Awkward hug begins farflung story of local band

Thatcher is, from left, brothers Daniel and Caleb Nelson, Grayson Grimes and Alan Terry.
Thatcher is, from left, brothers Daniel and Caleb Nelson, Grayson Grimes and Alan Terry.

Thatcher online

› Noisetrade.com/thatcher› Facebook.com/thebandthatcher› YouTube search: “Thatcher Illuminated” and “Thatcher Heroin”

Sometimes, two people just know right away when things are clicking and they were meant to be friends and work together.

That's how it was when Grayson Grimes and Daniel Nelson first met as music students at Hillsong College in Sydney, Australia.

Still, the hug at the end of the initial two-hour meeting was a little off-putting for Grimes.

"I don't do that," he says with a laugh in describing his reaction after Nelson suggested they hug it out.

"I'm a hugger," Nelson says.

The 2015 hug was the beginning of not only a fast friendship but a band called Thatcher now living in Chattanooga with two new members replacing the original ones who stayed behind in Australia. Things happened fairly quickly for Thatcher while in Australia and in a relatively big way. They hope to continue on that path here with the new version.

Grimes says he suggested the band's name after his English camp counselor years ago tried to rally his charges with "Win it for Margaret Thatcher" as a joke and "I continued saying it as a joke for many years."

Grimes, 24, says he was a shy young man sitting by himself in a Hillsong class back in 2015 when Nelson, 25 and not shy, approached him.

"He was older, like me, and alone, so I went up to him," Nelson says. "We were kind of the misfits in school."

Both had heard of Hillsong's music program from acquaintances and had enrolled to study music. Grimes was taking songwriting classes while Nelson was majoring in voice at what is essentially a trade school for aspiring musicians.

Originally from Los Angeles, Grimes had briefly attended Hillsong in 2010. Young and not quite as focused as he would be later, he moved back to California but was determined to get back to Hillsong. He returned in 2015 and had been there for a semester when Nelson enrolled.

■ ■ ■ ■

WRITTEN EXERCISE> According to the article about the band Thatcher, where did Grayson Grimes and Daniel Nelson first meet?

Dataset records:

■ ■ ■ ■

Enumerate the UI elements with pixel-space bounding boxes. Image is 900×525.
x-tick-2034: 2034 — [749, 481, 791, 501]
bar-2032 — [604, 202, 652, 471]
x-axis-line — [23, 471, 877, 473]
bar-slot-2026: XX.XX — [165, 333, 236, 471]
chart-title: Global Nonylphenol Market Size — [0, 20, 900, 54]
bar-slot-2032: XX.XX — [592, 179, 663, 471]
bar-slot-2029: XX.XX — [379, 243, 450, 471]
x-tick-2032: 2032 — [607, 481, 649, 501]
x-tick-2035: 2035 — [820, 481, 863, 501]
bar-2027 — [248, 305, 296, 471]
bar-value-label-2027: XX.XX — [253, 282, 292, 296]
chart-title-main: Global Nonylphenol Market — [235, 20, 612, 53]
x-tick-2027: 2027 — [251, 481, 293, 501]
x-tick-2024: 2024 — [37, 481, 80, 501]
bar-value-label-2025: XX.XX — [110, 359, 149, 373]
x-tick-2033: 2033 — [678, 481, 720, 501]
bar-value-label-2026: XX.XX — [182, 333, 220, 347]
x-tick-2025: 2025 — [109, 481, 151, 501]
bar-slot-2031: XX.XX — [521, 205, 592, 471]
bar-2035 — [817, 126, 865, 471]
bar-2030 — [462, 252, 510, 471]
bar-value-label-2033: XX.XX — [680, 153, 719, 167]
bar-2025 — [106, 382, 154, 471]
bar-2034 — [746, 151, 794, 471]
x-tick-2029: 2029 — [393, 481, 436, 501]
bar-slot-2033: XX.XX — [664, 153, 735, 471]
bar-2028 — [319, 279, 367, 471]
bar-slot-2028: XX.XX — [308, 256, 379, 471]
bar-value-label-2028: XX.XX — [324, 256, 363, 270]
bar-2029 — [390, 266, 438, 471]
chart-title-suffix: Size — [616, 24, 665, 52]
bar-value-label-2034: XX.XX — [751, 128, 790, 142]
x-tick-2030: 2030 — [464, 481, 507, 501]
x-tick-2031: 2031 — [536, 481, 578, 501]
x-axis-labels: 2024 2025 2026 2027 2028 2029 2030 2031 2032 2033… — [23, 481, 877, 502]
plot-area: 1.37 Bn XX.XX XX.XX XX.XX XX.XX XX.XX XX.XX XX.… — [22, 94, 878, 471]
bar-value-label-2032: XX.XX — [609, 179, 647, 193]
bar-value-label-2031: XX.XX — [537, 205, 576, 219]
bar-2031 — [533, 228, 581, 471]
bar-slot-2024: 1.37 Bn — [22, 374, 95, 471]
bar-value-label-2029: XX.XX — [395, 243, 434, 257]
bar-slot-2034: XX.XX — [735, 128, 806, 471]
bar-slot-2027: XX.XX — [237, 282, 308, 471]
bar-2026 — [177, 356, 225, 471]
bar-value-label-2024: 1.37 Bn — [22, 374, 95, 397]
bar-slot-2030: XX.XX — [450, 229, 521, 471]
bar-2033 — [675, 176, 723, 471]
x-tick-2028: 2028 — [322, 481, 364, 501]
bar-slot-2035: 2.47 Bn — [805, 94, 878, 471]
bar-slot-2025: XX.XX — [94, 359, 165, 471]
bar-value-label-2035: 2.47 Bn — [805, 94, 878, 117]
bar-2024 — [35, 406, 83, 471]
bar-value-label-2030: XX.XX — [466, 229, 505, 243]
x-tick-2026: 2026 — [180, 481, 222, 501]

■ ■ ■ ■

EXERCISE RESULT> They met as music students at Hillsong College in Sydney, Australia.